Fortunately, there are ways companies can lower the risk of incidents occurring at their workplaces, according to a recent report by PMA Companies. The first step is to determine the level of risk within the organization. Random acts of violence can occur anywhere, but cultural factors can have a large impact on whether or not a workplace becomes prone to hostility. The report identifies red flags including chronic management issues, frequent unfair labor grievances, high rates of frivolous workplace injury claims, excessive overtime and many employees feeling as though they are not treated with respect.
Additionally, the type of work that employees perform can increase the threat. PMA’s report lists the following: contact with the public, delivering goods (or passengers), mobile workplaces (such as taxicabs and police cars), working with unstable individuals, working late and working in high crime areas.
“How well an organization understands their potential risk, develops a plan to respond to events and implements the appropriate measures in a crisis will impact the severity of the loss,” said Robert Bowman, PMA’s corporate risk control specialist and author of the report.

* [Data rows]

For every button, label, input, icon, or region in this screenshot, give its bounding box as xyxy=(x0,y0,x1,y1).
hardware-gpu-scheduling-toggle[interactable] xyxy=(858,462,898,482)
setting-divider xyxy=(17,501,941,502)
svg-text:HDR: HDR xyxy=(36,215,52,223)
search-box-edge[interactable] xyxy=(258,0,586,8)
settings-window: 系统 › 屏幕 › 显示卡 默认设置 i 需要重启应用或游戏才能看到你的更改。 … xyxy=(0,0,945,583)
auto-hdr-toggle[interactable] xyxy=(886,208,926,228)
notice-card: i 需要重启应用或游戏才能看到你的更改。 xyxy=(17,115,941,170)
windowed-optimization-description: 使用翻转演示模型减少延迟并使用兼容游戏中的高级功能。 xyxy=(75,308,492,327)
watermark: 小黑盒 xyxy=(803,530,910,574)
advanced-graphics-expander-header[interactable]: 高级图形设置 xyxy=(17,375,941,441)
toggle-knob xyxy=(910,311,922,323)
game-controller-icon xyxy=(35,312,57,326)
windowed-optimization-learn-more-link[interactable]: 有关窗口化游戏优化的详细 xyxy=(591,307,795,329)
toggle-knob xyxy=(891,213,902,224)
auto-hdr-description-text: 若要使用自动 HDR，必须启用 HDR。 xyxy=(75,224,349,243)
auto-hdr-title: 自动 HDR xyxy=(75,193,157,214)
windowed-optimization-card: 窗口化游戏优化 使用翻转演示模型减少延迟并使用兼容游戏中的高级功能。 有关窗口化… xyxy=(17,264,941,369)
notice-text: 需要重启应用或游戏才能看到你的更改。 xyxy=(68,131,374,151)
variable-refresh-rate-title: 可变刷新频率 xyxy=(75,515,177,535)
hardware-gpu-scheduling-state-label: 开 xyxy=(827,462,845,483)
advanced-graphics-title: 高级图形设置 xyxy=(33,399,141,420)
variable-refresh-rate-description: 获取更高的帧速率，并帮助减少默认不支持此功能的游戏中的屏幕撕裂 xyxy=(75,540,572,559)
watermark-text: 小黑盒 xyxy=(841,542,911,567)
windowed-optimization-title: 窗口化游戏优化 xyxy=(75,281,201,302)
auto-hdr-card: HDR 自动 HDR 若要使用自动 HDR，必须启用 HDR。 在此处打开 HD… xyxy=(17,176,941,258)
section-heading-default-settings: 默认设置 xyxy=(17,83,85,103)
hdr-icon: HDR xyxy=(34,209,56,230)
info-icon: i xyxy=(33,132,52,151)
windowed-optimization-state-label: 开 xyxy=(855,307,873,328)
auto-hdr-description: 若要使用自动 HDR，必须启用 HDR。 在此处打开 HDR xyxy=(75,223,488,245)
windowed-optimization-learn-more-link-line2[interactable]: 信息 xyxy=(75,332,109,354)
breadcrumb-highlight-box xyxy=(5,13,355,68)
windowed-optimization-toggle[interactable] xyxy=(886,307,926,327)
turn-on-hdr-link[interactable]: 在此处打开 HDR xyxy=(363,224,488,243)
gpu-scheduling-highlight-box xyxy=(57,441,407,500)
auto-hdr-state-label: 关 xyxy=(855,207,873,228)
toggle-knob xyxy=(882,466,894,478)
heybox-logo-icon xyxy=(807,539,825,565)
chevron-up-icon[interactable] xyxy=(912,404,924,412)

* [Task set]
1 - Quote the passage on workplace violence risk from the part beginning with "Additionally, the type" through the part ending with "high crime areas.".
2 - Write what comes next in the passage on workplace violence risk, picking up after its final sentence.

* [Final results]
1 -
Additionally, the type of work that employees perform can increase the threat. PMA’s report lists the following: contact with the public, delivering goods (or passengers), mobile workplaces (such as taxicabs and police cars), working with unstable individuals, working late and working in high crime areas.

2 -
After conducting a risk assessment that weighs these factors, companies can start taking steps to mitigate the possibility of workplace violence by enhancing their pre-employment interview process (checking references thoroughly, background checks, asking questions that may reveal questionable behavioral traits), creating prevention strategies (crisis plans, harassment policies, official complaint channels, exit interviews, security), provide training programs (for crisis response teams and conflict resolution) and leverage external resources (counseling and employee assistance programs).